Dataset entries:
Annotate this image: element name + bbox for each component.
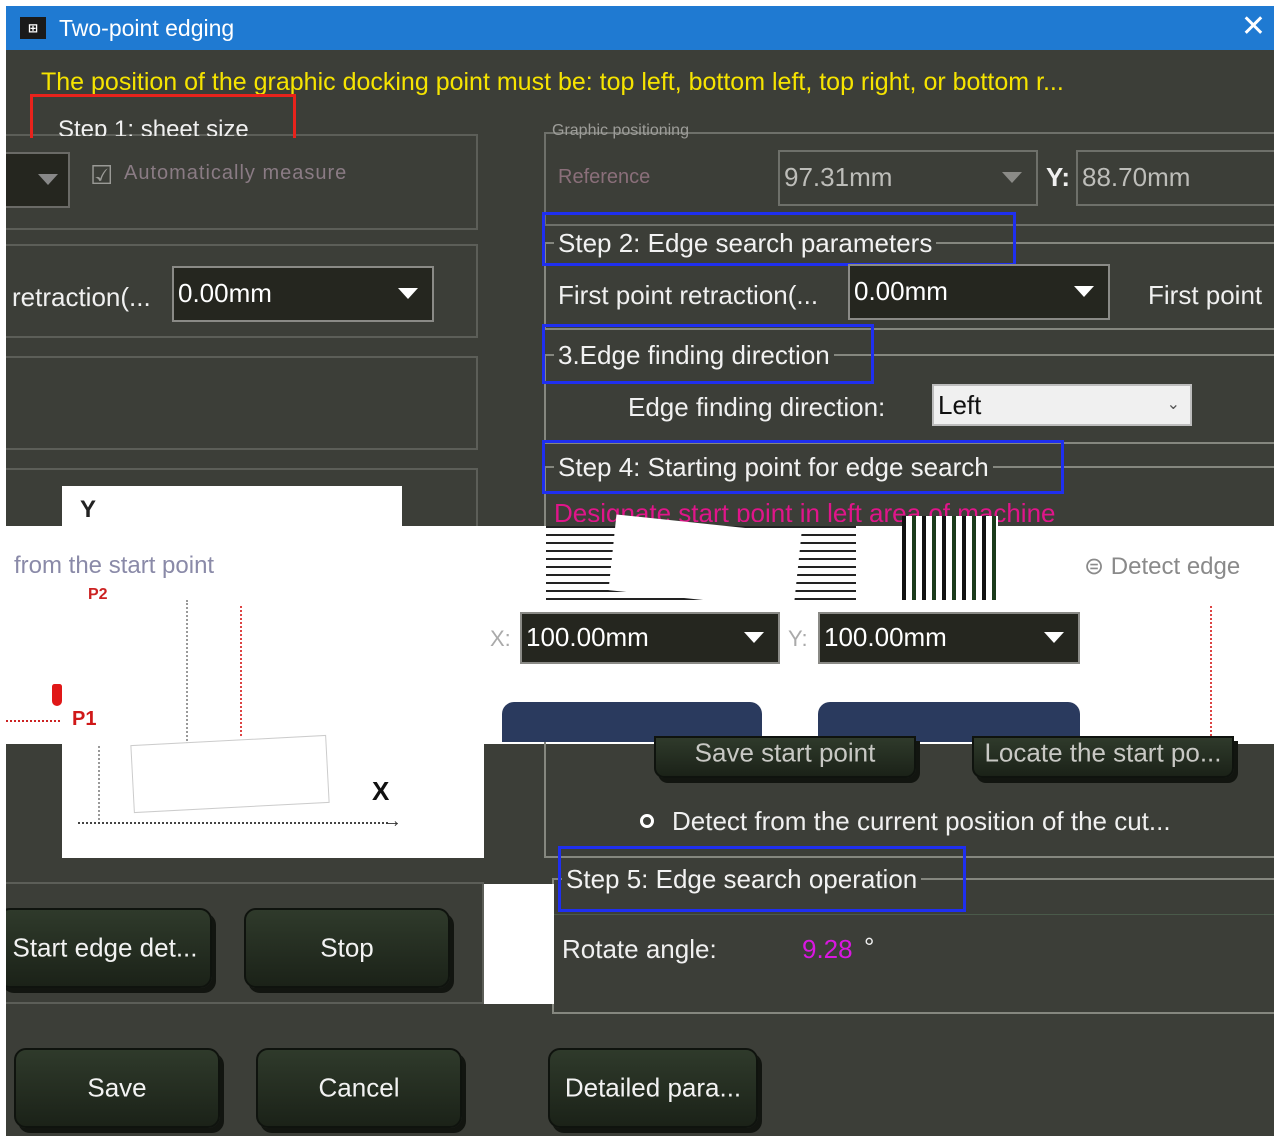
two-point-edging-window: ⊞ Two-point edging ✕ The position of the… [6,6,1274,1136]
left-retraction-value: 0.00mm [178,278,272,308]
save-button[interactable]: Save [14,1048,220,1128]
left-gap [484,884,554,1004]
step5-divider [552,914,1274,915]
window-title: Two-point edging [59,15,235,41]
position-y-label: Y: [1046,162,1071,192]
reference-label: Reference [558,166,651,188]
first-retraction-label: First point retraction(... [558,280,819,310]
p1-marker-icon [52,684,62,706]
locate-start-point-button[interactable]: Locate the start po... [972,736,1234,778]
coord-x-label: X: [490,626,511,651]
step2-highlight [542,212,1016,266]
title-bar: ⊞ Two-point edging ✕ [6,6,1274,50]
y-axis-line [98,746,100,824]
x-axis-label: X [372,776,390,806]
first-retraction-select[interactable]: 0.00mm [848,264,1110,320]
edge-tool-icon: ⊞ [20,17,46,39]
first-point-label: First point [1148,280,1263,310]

◆ **EXERCISE**
Turn every line of the records into a numbered list, skipping blank lines and leaving the pictures out of your answer.

◆ **RIGHT ANSWER**
1. Annotate this image: element name + bbox for each component.
2. two-point-edging-window: ⊞ Two-point edging ✕ The position of the… [6,6,1274,1136]
3. left-retraction-value: 0.00mm [178,278,272,308]
4. save-button[interactable]: Save [14,1048,220,1128]
5. left-gap [484,884,554,1004]
6. step5-divider [552,914,1274,915]
7. window-title: Two-point edging [59,15,235,41]
8. position-y-label: Y: [1046,162,1071,192]
9. reference-label: Reference [558,166,651,188]
10. first-retraction-label: First point retraction(... [558,280,819,310]
11. p1-marker-icon [52,684,62,706]
12. locate-start-point-button[interactable]: Locate the start po... [972,736,1234,778]
13. coord-x-label: X: [490,626,511,651]
14. step2-highlight [542,212,1016,266]
15. title-bar: ⊞ Two-point edging ✕ [6,6,1274,50]
16. y-axis-line [98,746,100,824]
17. x-axis-label: X [372,776,390,806]
18. first-retraction-select[interactable]: 0.00mm [848,264,1110,320]
19. edge-tool-icon: ⊞ [20,17,46,39]
20. first-point-label: First point [1148,280,1263,310]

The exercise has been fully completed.